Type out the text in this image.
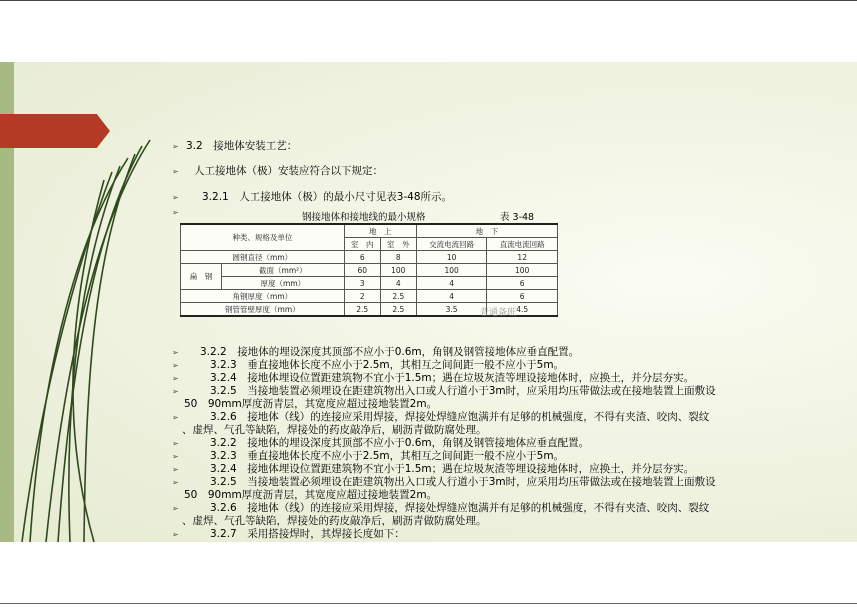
➢ 3.2　接地体安装工艺：
➢	人工接地体（极）安装应符合以下规定：
➢	3.2.1　人工接地体（极）的最小尺寸见表3-48所示。
➢	钢接地体和接地线的最小规格	表 3-48
种类、规格及单位		地　上		地　下	
		室　内	室　外	交流电流回路	直流电流回路
圆钢直径（mm）		6	8	10	12
扁　钢	截面（mm²）	60	100	100	100
	厚度（mm）	3	4	4	6
角钢厚度（mm）		2	2.5	4	6
钢管管壁厚度（mm）		2.5	2.5	3.5	4.5
普通备班
➢	3.2.2　接地体的埋设深度其顶部不应小于0.6m，角钢及钢管接地体应垂直配置。
➢	3.2.3　垂直接地体长度不应小于2.5m，其相互之间间距一般不应小于5m。
➢	3.2.4　接地体埋设位置距建筑物不宜小于1.5m；遇在垃圾灰渣等埋设接地体时，应换土，并分层夯实。
➢	3.2.5　当接地装置必须埋设在距建筑物出入口或人行道小于3m时，应采用均压带做法或在接地装置上面敷设
50　90mm厚度沥青层，其宽度应超过接地装置2m。
➢	3.2.6　接地体（线）的连接应采用焊接，焊接处焊缝应饱满并有足够的机械强度，不得有夹渣、咬肉、裂纹
、虚焊、气孔等缺陷，焊接处的药皮敲净后，刷沥青做防腐处理。
➢	3.2.2　接地体的埋设深度其顶部不应小于0.6m，角钢及钢管接地体应垂直配置。
➢	3.2.3　垂直接地体长度不应小于2.5m，其相互之间间距一般不应小于5m。
➢	3.2.4　接地体埋设位置距建筑物不宜小于1.5m；遇在垃圾灰渣等埋设接地体时，应换土，并分层夯实。
➢	3.2.5　当接地装置必须埋设在距建筑物出入口或人行道小于3m时，应采用均压带做法或在接地装置上面敷设
50　90mm厚度沥青层，其宽度应超过接地装置2m。
➢	3.2.6　接地体（线）的连接应采用焊接，焊接处焊缝应饱满并有足够的机械强度，不得有夹渣、咬肉、裂纹
、虚焊、气孔等缺陷，焊接处的药皮敲净后，刷沥青做防腐处理。
➢	3.2.7　采用搭接焊时，其焊接长度如下：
= = = = =
[Problem]: Retype all the records shown above, character for character. Omit every picture.

[Output of the exercise]:
Type out the text in this image.
➢ 3.2　接地体安装工艺：
➢	人工接地体（极）安装应符合以下规定：
➢	3.2.1　人工接地体（极）的最小尺寸见表3-48所示。
➢	钢接地体和接地线的最小规格	表 3-48
种类、规格及单位		地　上		地　下	
		室　内	室　外	交流电流回路	直流电流回路
圆钢直径（mm）		6	8	10	12
扁　钢	截面（mm²）	60	100	100	100
	厚度（mm）	3	4	4	6
角钢厚度（mm）		2	2.5	4	6
钢管管壁厚度（mm）		2.5	2.5	3.5	4.5
普通备班
➢	3.2.2　接地体的埋设深度其顶部不应小于0.6m，角钢及钢管接地体应垂直配置。
➢	3.2.3　垂直接地体长度不应小于2.5m，其相互之间间距一般不应小于5m。
➢	3.2.4　接地体埋设位置距建筑物不宜小于1.5m；遇在垃圾灰渣等埋设接地体时，应换土，并分层夯实。
➢	3.2.5　当接地装置必须埋设在距建筑物出入口或人行道小于3m时，应采用均压带做法或在接地装置上面敷设
50　90mm厚度沥青层，其宽度应超过接地装置2m。
➢	3.2.6　接地体（线）的连接应采用焊接，焊接处焊缝应饱满并有足够的机械强度，不得有夹渣、咬肉、裂纹
、虚焊、气孔等缺陷，焊接处的药皮敲净后，刷沥青做防腐处理。
➢	3.2.2　接地体的埋设深度其顶部不应小于0.6m，角钢及钢管接地体应垂直配置。
➢	3.2.3　垂直接地体长度不应小于2.5m，其相互之间间距一般不应小于5m。
➢	3.2.4　接地体埋设位置距建筑物不宜小于1.5m；遇在垃圾灰渣等埋设接地体时，应换土，并分层夯实。
➢	3.2.5　当接地装置必须埋设在距建筑物出入口或人行道小于3m时，应采用均压带做法或在接地装置上面敷设
50　90mm厚度沥青层，其宽度应超过接地装置2m。
➢	3.2.6　接地体（线）的连接应采用焊接，焊接处焊缝应饱满并有足够的机械强度，不得有夹渣、咬肉、裂纹
、虚焊、气孔等缺陷，焊接处的药皮敲净后，刷沥青做防腐处理。
➢	3.2.7　采用搭接焊时，其焊接长度如下：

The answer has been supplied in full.